1 O espiritismo kardecista delimita-se pela referência às obras de Kardec, basicamente O Livro dos Espíritos, O Livro dos Médiuns, O Evangelho Segundo o Espiritismo, A Gênese e O Céu e o Inferno, apelidados de o "pentateuco kardequiano" (Kardec, 1982, 1984, 1991a, 1991b, 1997). A denominação "obras básicas" abrange os três primeiros títulos do conjunto, mas por serem consideradas pelos espíritas como formando a base essencial da Codificação, esta formada pelo conjunto da obra de Kardec. O Livro dos Espíritos é a referência básica de leitura para os grupos de estudos, em conjunto com cartilhas didáticas preparadas pela Federação Espírita Brasileira (FEB).
2 Essa idéia foi enunciada por Maria Laura Cavalcanti (1983).
3 As hierarquias de posição na escala evolutiva nunca são objeto de discussão explícita entre os espíritas. Não há uma conversa ou estabelecimento de um ranking evolutivo. Os espíritas são treinados, no entanto, a identificar tendências ao conflito ou atitudes reprovadas como sinais de baixa evolução espiritual.
4 "Quando o médium está concentrado, exteriorizando fluidos naturalmente, qualquer choque que venha afetar o seu sistema nervoso não só o desconcentra como pode ser nocivo à sua saúde. Os que são despertados com violências poderão sofrer acidentes graves pelo choque vibratório e chegar mesmo a desencarnar, em virtude da inibição das forças magnéticas que mantêm o tônus vital orgânico. Quando isso não aconteça poderá sofrer, entretanto, queda de pressão sangüínea; outras desordens aparecerão, pondo o médium em desequilíbrio, ainda que seja por alguns dias." (Toledo, 1993, p. 157).
5 Na cartilha didática, havia textos doutrinários, trechos de livros de Kardec, Emmanuel, André Luiz ou de algum intelectual espírita da FEB. Em cada unidade havia também questões e exercícios propostos, ao modo dos livros didáticos escolares.

Itens armazenados de uma coleção:

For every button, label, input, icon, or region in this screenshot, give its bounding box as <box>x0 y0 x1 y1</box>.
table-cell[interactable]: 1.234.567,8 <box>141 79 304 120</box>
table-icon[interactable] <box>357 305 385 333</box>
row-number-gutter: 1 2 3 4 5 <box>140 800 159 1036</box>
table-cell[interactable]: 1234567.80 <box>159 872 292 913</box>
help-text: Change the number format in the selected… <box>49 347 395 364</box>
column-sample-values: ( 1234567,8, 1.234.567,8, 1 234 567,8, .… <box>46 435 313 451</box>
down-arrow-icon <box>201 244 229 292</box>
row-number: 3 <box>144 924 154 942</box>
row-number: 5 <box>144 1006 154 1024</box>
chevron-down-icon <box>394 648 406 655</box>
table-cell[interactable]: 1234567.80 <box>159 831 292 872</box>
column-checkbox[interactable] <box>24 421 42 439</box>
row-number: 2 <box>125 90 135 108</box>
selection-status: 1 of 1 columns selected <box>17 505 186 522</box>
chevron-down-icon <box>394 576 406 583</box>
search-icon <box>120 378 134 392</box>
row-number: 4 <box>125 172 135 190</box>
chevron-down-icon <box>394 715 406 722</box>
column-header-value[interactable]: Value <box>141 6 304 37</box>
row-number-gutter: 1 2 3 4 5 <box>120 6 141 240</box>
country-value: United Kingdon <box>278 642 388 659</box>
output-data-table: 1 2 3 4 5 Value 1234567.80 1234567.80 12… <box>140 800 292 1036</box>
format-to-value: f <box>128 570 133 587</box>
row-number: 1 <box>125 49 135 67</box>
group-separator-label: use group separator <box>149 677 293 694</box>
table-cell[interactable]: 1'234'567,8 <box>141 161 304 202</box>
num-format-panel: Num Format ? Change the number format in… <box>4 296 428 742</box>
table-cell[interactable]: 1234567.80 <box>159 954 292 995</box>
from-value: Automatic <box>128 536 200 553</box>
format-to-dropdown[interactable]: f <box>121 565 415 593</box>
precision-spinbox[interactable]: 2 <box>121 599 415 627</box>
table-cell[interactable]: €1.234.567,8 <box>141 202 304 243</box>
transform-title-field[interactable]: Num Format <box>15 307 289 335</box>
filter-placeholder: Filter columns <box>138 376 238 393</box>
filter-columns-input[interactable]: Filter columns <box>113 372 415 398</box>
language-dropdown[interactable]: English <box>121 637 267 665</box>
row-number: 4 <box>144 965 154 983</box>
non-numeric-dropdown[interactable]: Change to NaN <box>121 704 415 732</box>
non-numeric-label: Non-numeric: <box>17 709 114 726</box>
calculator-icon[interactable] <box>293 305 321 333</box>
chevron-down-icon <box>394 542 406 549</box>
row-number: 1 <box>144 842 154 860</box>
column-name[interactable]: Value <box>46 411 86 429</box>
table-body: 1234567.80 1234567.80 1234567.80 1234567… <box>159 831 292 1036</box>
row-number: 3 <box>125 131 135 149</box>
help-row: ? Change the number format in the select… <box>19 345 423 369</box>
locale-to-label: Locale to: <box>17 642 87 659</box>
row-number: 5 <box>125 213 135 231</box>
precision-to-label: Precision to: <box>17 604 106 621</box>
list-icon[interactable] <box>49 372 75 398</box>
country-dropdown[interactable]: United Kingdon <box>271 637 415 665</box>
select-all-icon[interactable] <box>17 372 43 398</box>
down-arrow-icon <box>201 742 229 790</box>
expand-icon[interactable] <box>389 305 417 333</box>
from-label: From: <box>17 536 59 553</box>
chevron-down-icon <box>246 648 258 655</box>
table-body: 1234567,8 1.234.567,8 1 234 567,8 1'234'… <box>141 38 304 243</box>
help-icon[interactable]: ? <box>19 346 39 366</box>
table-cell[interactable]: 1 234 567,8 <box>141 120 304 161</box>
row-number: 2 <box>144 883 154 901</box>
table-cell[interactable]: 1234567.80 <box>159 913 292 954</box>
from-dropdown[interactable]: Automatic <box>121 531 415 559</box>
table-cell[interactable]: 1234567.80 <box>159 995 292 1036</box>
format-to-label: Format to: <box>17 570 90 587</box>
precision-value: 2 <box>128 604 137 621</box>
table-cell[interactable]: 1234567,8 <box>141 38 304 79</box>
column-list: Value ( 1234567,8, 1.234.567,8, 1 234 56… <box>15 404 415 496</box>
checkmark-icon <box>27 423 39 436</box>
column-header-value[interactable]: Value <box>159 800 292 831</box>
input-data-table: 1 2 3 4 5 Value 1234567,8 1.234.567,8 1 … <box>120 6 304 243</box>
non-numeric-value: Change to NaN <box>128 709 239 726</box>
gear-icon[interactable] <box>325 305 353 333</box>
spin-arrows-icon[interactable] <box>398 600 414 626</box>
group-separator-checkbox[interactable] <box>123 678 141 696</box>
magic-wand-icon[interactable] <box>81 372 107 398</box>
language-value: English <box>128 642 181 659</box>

# [TAREFA A]
Responda com base no trecho sobre o espiritismo kardecista:
(i) Quais títulos de Kardec são abrangidos pela denominação "obras básicas"?
(ii) Na citação de Toledo, que problema de saúde pode sofrer o médium despertado com violência quando não chega a desencarnar?
(iii) Além de textos doutrinários e trechos de livros, o que havia em cada unidade da cartilha didática?
# [TAREFA B]
Prossiga o trecho sobre o espiritismo kardecista a partir da última nota apresentada.

# [RESPOSTA A]
(i) O Livro dos Espíritos, O Livro dos Médiuns e O Evangelho Segundo o Espiritismo.
(ii) Queda de pressão sangüínea, além de outras desordens que o põem em desequilíbrio.
(iii) Questões e exercícios propostos, ao modo dos livros didáticos escolares.

# [RESPOSTA B]
6 Desenvolvi alhures (Lewgoy, 2000) a tese de que, condenando formalmente os dogmas e os rituais, o kardecismo ritualiza por outras vias, seja considerando a vida como uma prova, seja considerando o mundo como uma espécie de "escola". Também no centro espírita não há diplomações, batismos de fogo ou provas explícitas para um principiante, a não ser quando assume tarefas específicas como trabalhador da casa, expositor ou médium. O que significa que as provas iniciáticas podem surgir a qualquer momento, de forma espontânea e incisiva.
7 Olson (1997) sustenta que a leitura alegórica e espiritual da Bíblia — aquela que procura um sentido espiritual nas entrelinhas — predominou até a Reforma Protestante, quando surge o impulso que levou à crítica textual, especialmente ligada à separação do texto de suas interpretações.
8 A posição subordinada e instrumental do corpo e da linguagem em relação ao espírito e ao pensamento, no espiritismo, não significa desleixo com os veículos, mas todo um conjunto de preceitos e cuidados: no corpo as interdições de vícios e excessos, na fala um treinamento retórico constante. Retorna aqui a idéia de uma oposição hierárquica, e não equiestatutária entre matéria e espírito. Essa relação permite que se compreenda que, ainda que o mundo espiritual seja modelo e valor para o mundo visível, certas categorias de habitantes do mundo espiritual estão mais próximas da matéria que habitantes do mundo material — de onde uma oposição entre uma espiritualidade superior e uma espiritualidade "inferior".
9 Em verdade, "acaso" não é bem o termo correto. Geralmente o palestrante diz: "Aqui, no Evangelho, nos veio a seguinte passagem…"
10 Perguntando a palestrantes como procediam para fazer uma palestra com trechos escolhidos ao acaso, muitos me falavam que se sentiam transformados quando começavam a falar, explicando que isso só poderia ser uma inspiração do mundo espiritual.
11 Estou aqui desenvolvendo uma idéia de Northrop Frye (1986), aplicada a um outro contexto: a cultura oral caracteriza-se pela conjunção entre a versificação contínua e a prosa descontínua, enquanto que a na cultura escrita verifica-se o inverso.